**WHAT THE TASK REQUIRES:** Count every line in the following entries where the word "Cramme" appears. Give the count alone.

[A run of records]
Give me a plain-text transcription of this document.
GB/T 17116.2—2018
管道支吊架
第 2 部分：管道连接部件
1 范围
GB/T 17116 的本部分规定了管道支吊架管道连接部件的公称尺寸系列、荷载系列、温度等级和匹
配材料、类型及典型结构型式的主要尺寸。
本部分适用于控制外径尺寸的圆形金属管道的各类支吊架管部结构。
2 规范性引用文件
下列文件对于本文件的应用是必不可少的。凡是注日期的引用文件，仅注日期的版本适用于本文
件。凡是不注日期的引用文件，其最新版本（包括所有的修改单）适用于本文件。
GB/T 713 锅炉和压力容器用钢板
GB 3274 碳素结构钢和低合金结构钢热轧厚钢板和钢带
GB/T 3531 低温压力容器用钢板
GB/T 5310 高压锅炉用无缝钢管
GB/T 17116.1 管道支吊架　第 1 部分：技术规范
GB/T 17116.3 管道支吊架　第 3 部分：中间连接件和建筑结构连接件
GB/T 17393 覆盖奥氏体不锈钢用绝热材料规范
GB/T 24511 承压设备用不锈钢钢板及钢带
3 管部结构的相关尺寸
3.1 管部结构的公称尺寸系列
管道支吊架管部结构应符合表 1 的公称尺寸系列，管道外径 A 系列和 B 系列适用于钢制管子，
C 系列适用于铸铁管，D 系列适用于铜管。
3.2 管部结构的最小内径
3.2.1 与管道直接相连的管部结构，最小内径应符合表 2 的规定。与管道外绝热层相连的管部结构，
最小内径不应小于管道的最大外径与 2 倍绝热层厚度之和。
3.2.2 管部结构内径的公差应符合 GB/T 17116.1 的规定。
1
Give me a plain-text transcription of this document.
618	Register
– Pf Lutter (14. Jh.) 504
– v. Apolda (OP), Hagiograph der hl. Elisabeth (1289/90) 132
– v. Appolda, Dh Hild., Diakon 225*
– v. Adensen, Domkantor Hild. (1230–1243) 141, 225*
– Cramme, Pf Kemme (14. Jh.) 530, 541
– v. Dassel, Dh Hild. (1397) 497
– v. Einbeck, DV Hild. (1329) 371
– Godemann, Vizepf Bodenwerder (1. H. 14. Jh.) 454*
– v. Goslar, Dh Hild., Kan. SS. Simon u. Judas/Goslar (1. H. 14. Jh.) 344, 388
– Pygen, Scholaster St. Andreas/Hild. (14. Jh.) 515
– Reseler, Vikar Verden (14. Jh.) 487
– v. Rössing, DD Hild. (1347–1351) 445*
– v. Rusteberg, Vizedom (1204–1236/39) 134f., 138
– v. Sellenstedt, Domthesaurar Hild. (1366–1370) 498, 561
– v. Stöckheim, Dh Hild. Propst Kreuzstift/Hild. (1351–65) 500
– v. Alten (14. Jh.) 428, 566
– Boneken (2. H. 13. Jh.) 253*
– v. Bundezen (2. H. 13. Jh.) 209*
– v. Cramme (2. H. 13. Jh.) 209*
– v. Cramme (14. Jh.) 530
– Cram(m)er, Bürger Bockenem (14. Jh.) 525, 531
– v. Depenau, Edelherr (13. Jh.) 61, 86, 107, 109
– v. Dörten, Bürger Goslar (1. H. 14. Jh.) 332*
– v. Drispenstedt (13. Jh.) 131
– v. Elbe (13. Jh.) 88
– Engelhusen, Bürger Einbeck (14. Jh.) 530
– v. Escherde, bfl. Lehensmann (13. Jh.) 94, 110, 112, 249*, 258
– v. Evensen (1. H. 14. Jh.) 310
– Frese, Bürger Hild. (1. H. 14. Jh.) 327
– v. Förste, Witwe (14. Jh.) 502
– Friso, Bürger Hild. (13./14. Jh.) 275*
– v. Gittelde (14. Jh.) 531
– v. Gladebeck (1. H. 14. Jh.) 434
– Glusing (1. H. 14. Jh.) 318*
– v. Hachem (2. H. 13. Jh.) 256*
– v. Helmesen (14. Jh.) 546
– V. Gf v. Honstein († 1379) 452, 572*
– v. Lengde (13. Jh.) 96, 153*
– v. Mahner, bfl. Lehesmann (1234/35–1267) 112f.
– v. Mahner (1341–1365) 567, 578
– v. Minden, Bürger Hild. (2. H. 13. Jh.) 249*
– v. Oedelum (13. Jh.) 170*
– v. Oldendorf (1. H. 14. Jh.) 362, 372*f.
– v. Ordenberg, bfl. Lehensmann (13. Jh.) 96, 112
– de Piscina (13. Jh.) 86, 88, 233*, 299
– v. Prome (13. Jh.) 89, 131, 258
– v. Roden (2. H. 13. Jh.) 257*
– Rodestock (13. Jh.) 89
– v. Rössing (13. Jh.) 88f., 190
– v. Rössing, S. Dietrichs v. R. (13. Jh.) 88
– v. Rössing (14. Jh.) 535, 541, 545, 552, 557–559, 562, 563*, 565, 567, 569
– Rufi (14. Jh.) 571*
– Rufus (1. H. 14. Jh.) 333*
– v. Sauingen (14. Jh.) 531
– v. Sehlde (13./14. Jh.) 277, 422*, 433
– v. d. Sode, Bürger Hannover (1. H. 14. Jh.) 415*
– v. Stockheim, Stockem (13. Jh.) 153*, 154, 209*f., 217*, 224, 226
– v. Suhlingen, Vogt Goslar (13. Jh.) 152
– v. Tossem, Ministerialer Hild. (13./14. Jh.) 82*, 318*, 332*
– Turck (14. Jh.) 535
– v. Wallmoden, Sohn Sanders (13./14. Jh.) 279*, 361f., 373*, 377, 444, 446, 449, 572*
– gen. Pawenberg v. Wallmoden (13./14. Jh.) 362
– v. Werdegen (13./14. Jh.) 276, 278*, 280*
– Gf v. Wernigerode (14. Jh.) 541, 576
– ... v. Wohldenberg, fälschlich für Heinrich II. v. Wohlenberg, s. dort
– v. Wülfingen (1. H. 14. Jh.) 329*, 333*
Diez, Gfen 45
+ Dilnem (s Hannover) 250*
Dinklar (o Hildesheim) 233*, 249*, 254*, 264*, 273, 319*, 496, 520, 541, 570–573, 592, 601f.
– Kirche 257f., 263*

**EXERCISE OUTPUT:** 3